Figure record extracts
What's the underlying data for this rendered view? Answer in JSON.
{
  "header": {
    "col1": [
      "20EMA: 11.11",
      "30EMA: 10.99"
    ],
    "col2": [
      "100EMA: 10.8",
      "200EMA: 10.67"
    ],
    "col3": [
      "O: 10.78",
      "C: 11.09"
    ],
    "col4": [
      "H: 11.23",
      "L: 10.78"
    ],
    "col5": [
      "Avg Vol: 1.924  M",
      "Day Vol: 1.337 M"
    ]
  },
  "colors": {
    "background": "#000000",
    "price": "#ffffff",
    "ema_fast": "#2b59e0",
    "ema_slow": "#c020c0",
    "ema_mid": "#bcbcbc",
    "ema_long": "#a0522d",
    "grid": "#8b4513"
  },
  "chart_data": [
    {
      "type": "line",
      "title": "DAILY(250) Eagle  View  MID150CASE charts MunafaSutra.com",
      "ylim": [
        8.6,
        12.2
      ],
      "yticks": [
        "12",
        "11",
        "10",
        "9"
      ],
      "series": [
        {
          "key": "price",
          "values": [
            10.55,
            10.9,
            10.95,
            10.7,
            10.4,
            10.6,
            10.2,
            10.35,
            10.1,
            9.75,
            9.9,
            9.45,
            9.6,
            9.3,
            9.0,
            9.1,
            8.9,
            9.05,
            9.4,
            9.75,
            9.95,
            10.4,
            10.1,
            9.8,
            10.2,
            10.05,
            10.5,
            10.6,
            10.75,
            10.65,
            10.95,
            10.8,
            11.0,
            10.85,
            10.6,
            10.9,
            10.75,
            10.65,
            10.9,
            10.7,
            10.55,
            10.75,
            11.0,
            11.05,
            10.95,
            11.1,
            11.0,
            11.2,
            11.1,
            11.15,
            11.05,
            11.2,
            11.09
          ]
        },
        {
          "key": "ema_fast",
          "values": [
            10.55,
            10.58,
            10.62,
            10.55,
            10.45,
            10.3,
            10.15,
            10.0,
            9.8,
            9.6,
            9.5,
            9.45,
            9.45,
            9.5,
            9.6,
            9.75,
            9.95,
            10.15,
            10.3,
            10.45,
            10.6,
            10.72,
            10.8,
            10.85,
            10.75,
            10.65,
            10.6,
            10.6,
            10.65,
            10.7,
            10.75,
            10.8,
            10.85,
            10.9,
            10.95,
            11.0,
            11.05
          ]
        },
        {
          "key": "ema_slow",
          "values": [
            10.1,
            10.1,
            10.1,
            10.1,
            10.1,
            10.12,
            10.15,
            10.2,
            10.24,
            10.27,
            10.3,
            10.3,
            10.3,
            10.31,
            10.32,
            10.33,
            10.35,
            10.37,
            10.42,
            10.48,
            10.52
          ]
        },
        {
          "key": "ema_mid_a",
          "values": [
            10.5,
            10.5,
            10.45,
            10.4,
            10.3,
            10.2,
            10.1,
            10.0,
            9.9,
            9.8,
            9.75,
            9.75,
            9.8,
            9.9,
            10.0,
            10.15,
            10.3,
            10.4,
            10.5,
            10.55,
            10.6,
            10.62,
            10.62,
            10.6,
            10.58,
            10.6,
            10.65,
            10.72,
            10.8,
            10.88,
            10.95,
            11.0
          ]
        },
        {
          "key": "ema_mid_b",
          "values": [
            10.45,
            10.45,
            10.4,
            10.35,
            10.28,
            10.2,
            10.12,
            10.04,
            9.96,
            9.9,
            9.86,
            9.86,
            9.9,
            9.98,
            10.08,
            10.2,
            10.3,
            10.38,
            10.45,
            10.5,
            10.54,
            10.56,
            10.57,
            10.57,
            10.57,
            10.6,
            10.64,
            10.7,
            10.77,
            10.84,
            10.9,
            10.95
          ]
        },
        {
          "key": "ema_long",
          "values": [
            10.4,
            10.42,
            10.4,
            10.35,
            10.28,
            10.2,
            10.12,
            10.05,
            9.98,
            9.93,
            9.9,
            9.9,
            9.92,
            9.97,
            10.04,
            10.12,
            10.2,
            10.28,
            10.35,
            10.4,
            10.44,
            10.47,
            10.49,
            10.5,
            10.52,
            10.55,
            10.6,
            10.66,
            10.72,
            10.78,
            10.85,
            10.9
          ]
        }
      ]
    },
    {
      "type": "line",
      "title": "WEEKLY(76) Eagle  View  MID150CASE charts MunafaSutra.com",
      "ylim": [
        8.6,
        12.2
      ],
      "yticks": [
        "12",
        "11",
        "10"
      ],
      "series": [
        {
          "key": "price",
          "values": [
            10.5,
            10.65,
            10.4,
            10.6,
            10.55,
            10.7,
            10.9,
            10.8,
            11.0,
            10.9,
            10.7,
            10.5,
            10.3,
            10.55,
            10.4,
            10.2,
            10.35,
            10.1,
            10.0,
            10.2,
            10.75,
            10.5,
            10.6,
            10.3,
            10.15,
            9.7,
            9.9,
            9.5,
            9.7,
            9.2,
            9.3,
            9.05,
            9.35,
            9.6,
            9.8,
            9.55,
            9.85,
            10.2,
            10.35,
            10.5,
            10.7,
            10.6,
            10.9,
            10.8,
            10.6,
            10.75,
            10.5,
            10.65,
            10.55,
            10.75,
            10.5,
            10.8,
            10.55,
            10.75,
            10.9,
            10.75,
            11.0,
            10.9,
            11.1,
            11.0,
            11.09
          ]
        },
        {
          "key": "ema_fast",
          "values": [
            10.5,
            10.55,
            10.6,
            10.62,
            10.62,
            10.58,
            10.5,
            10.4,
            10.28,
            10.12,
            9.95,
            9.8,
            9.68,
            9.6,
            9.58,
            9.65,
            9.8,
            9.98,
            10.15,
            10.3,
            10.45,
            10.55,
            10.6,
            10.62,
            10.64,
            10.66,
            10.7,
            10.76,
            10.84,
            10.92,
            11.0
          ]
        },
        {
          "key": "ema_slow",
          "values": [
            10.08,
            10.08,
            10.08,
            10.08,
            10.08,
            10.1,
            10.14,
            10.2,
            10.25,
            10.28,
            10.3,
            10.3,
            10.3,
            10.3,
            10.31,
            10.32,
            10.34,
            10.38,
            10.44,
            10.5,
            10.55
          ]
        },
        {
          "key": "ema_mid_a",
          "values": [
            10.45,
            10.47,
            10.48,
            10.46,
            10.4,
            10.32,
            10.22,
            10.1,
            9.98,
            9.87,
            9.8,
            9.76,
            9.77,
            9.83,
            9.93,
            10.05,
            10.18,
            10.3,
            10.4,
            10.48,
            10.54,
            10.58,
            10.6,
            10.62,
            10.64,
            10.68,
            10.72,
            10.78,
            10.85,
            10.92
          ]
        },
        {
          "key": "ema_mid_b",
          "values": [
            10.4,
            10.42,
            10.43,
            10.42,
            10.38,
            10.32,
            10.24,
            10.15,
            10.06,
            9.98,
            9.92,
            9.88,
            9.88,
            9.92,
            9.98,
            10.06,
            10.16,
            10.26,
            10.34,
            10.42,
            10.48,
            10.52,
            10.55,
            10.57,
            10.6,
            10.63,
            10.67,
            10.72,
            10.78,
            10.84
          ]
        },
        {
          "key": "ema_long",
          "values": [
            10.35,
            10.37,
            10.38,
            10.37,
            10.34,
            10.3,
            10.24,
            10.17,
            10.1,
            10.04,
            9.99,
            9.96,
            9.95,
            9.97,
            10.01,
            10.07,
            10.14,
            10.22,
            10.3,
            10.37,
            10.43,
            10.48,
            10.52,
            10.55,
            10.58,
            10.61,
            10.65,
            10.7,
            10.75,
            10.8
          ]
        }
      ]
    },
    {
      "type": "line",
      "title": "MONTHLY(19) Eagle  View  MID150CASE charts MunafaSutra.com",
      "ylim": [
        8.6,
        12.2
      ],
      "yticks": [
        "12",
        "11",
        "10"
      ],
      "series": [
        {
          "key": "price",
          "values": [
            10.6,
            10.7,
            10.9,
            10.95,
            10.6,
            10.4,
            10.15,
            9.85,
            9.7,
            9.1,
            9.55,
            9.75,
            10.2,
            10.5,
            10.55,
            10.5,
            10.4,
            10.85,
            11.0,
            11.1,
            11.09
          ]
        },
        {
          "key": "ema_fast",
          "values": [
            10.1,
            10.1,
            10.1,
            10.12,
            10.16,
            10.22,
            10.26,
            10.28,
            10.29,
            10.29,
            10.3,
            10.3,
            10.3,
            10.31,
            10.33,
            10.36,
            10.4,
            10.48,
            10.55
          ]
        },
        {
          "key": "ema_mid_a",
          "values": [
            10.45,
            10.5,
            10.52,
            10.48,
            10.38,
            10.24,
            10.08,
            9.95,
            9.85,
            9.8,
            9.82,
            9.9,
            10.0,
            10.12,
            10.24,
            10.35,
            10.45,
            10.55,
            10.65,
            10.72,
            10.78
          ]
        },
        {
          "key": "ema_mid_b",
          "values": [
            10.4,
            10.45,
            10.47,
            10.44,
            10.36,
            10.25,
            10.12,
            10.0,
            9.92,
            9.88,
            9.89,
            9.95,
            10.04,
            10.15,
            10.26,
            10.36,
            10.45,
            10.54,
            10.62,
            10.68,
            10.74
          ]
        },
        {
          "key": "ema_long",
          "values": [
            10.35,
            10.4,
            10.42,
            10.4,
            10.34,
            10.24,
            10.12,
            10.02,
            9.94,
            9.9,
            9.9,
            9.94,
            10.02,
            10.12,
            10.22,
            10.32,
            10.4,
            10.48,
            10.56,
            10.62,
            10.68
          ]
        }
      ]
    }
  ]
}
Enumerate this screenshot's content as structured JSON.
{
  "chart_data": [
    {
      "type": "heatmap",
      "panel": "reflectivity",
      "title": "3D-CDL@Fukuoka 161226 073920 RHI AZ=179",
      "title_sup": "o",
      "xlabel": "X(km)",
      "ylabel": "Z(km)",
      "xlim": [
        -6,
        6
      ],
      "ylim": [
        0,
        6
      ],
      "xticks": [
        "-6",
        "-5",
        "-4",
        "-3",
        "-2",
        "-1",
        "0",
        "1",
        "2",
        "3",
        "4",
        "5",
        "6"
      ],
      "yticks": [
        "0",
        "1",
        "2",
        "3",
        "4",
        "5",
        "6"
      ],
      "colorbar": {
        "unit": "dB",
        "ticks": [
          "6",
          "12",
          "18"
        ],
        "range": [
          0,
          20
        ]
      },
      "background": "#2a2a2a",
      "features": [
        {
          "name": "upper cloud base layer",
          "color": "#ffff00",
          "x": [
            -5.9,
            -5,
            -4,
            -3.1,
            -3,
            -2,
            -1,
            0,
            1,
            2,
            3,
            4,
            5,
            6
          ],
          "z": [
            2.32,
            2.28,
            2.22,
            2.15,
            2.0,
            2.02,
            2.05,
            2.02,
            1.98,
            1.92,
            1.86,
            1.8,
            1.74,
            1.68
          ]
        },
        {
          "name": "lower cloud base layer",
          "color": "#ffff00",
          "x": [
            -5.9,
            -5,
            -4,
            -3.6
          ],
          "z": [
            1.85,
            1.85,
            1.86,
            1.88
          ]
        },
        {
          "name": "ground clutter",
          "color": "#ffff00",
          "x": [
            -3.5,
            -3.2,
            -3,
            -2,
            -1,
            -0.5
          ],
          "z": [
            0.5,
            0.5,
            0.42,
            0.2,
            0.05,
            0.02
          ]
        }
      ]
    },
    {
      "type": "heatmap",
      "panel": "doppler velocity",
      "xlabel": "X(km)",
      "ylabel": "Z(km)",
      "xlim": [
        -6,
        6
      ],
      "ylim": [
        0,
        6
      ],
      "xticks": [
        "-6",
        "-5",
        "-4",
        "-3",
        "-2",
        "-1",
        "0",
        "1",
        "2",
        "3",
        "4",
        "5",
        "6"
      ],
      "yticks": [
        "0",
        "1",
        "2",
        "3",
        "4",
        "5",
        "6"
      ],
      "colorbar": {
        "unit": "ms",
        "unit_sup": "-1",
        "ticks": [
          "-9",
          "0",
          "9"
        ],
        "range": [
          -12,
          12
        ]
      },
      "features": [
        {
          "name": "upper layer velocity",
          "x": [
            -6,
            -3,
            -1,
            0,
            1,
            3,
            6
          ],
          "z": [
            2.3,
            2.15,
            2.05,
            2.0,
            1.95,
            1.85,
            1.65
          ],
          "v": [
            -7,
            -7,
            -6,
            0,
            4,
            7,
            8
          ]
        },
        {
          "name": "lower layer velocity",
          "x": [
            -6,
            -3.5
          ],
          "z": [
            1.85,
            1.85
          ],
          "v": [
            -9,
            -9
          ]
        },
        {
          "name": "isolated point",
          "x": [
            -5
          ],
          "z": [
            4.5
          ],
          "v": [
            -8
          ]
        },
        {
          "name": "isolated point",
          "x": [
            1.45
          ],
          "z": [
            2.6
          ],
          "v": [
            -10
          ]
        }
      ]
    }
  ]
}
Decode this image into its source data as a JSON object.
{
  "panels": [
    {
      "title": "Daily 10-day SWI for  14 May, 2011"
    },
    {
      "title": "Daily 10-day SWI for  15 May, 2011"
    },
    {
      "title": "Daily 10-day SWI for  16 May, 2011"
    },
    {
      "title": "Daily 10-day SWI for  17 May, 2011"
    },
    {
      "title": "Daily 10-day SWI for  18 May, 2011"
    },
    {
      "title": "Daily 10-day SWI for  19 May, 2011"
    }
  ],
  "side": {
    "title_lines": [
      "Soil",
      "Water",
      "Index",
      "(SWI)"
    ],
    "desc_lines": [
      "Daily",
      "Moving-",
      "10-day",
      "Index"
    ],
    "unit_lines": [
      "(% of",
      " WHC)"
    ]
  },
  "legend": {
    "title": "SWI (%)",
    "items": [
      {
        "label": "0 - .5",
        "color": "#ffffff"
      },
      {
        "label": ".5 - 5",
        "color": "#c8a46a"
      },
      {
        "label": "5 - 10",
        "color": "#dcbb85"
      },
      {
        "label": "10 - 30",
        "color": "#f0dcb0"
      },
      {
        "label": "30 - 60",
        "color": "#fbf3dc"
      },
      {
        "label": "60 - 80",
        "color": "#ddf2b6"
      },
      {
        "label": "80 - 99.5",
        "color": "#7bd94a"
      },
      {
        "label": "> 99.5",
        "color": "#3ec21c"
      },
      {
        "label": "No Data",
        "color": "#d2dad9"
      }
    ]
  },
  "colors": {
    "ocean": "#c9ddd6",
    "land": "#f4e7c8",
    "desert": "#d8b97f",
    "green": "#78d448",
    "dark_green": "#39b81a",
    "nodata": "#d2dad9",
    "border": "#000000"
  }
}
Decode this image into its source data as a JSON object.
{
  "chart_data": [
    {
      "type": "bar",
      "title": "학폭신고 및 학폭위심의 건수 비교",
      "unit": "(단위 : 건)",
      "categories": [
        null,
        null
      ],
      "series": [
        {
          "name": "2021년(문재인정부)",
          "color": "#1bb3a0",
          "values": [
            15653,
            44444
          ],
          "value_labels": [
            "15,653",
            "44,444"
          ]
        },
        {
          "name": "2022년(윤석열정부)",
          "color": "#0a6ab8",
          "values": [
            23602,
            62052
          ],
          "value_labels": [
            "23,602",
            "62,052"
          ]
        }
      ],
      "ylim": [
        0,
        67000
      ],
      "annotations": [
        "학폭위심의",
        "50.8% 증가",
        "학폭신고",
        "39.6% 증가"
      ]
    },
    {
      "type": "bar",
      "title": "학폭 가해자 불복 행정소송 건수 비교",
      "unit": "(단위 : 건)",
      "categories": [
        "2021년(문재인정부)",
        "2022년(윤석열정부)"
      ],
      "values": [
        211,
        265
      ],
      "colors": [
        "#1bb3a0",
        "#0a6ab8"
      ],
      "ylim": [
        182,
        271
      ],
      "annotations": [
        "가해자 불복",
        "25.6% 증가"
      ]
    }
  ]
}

▶ _Exercise goal_:
Select every line of the records holding the string "JSON".

▶ _Exercise output_:
What's the underlying data for this rendered view? Answer in JSON.
Enumerate this screenshot's content as structured JSON.
Decode this image into its source data as a JSON object.
Decode this image into its source data as a JSON object.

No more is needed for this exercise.